--- START OF Data lines ---

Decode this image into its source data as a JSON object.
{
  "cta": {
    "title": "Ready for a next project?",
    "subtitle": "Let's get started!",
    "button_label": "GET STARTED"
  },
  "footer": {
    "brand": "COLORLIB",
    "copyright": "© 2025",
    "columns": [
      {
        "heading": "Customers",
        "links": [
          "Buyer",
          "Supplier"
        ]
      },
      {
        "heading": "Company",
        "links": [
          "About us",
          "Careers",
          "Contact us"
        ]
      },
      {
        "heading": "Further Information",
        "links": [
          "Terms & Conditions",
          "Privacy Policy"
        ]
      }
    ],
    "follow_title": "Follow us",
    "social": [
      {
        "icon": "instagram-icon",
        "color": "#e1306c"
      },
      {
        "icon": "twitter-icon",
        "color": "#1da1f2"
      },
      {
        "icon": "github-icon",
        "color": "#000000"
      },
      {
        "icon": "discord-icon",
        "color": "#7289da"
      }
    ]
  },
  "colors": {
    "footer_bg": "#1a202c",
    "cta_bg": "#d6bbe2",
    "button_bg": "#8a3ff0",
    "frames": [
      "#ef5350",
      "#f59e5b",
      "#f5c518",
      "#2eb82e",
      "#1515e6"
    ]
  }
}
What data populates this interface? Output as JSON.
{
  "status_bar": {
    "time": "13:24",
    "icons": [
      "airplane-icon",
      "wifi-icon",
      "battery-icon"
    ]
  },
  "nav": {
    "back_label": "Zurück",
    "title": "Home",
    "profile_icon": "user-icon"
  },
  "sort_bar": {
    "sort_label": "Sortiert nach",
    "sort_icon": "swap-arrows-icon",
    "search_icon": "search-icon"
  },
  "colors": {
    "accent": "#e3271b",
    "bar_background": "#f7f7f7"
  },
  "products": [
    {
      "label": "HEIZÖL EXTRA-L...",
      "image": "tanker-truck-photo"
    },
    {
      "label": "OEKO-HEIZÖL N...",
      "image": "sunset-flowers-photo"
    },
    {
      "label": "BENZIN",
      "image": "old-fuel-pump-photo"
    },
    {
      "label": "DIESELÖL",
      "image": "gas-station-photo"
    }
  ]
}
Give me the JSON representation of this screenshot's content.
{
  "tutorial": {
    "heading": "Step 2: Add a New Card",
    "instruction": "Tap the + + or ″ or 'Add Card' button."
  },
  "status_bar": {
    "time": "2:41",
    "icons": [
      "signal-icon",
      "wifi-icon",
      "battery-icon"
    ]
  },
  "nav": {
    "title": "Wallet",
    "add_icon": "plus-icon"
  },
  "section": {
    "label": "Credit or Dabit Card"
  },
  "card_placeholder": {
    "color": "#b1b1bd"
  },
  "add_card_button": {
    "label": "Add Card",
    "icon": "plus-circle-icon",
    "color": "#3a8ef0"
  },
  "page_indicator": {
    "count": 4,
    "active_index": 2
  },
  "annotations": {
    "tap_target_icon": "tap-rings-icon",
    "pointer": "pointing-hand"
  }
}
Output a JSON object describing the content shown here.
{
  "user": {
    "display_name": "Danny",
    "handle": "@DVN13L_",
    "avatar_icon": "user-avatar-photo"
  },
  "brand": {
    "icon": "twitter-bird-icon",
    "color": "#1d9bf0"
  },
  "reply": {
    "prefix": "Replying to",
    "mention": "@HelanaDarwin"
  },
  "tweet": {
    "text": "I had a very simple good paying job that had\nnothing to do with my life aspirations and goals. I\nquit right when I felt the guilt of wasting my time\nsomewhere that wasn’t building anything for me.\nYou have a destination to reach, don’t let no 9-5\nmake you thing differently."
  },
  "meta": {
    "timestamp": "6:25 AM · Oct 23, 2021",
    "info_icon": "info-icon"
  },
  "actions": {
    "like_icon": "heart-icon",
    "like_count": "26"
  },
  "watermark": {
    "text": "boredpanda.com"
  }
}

--- END OF Data lines ---

- _Task to complete_
Copy the entries above exactly, leaving none out.

- _Expected answer_
Decode this image into its source data as a JSON object.
{
  "cta": {
    "title": "Ready for a next project?",
    "subtitle": "Let's get started!",
    "button_label": "GET STARTED"
  },
  "footer": {
    "brand": "COLORLIB",
    "copyright": "© 2025",
    "columns": [
      {
        "heading": "Customers",
        "links": [
          "Buyer",
          "Supplier"
        ]
      },
      {
        "heading": "Company",
        "links": [
          "About us",
          "Careers",
          "Contact us"
        ]
      },
      {
        "heading": "Further Information",
        "links": [
          "Terms & Conditions",
          "Privacy Policy"
        ]
      }
    ],
    "follow_title": "Follow us",
    "social": [
      {
        "icon": "instagram-icon",
        "color": "#e1306c"
      },
      {
        "icon": "twitter-icon",
        "color": "#1da1f2"
      },
      {
        "icon": "github-icon",
        "color": "#000000"
      },
      {
        "icon": "discord-icon",
        "color": "#7289da"
      }
    ]
  },
  "colors": {
    "footer_bg": "#1a202c",
    "cta_bg": "#d6bbe2",
    "button_bg": "#8a3ff0",
    "frames": [
      "#ef5350",
      "#f59e5b",
      "#f5c518",
      "#2eb82e",
      "#1515e6"
    ]
  }
}
What data populates this interface? Output as JSON.
{
  "status_bar": {
    "time": "13:24",
    "icons": [
      "airplane-icon",
      "wifi-icon",
      "battery-icon"
    ]
  },
  "nav": {
    "back_label": "Zurück",
    "title": "Home",
    "profile_icon": "user-icon"
  },
  "sort_bar": {
    "sort_label": "Sortiert nach",
    "sort_icon": "swap-arrows-icon",
    "search_icon": "search-icon"
  },
  "colors": {
    "accent": "#e3271b",
    "bar_background": "#f7f7f7"
  },
  "products": [
    {
      "label": "HEIZÖL EXTRA-L...",
      "image": "tanker-truck-photo"
    },
    {
      "label": "OEKO-HEIZÖL N...",
      "image": "sunset-flowers-photo"
    },
    {
      "label": "BENZIN",
      "image": "old-fuel-pump-photo"
    },
    {
      "label": "DIESELÖL",
      "image": "gas-station-photo"
    }
  ]
}
Give me the JSON representation of this screenshot's content.
{
  "tutorial": {
    "heading": "Step 2: Add a New Card",
    "instruction": "Tap the + + or ″ or 'Add Card' button."
  },
  "status_bar": {
    "time": "2:41",
    "icons": [
      "signal-icon",
      "wifi-icon",
      "battery-icon"
    ]
  },
  "nav": {
    "title": "Wallet",
    "add_icon": "plus-icon"
  },
  "section": {
    "label": "Credit or Dabit Card"
  },
  "card_placeholder": {
    "color": "#b1b1bd"
  },
  "add_card_button": {
    "label": "Add Card",
    "icon": "plus-circle-icon",
    "color": "#3a8ef0"
  },
  "page_indicator": {
    "count": 4,
    "active_index": 2
  },
  "annotations": {
    "tap_target_icon": "tap-rings-icon",
    "pointer": "pointing-hand"
  }
}
Output a JSON object describing the content shown here.
{
  "user": {
    "display_name": "Danny",
    "handle": "@DVN13L_",
    "avatar_icon": "user-avatar-photo"
  },
  "brand": {
    "icon": "twitter-bird-icon",
    "color": "#1d9bf0"
  },
  "reply": {
    "prefix": "Replying to",
    "mention": "@HelanaDarwin"
  },
  "tweet": {
    "text": "I had a very simple good paying job that had\nnothing to do with my life aspirations and goals. I\nquit right when I felt the guilt of wasting my time\nsomewhere that wasn’t building anything for me.\nYou have a destination to reach, don’t let no 9-5\nmake you thing differently."
  },
  "meta": {
    "timestamp": "6:25 AM · Oct 23, 2021",
    "info_icon": "info-icon"
  },
  "actions": {
    "like_icon": "heart-icon",
    "like_count": "26"
  },
  "watermark": {
    "text": "boredpanda.com"
  }
}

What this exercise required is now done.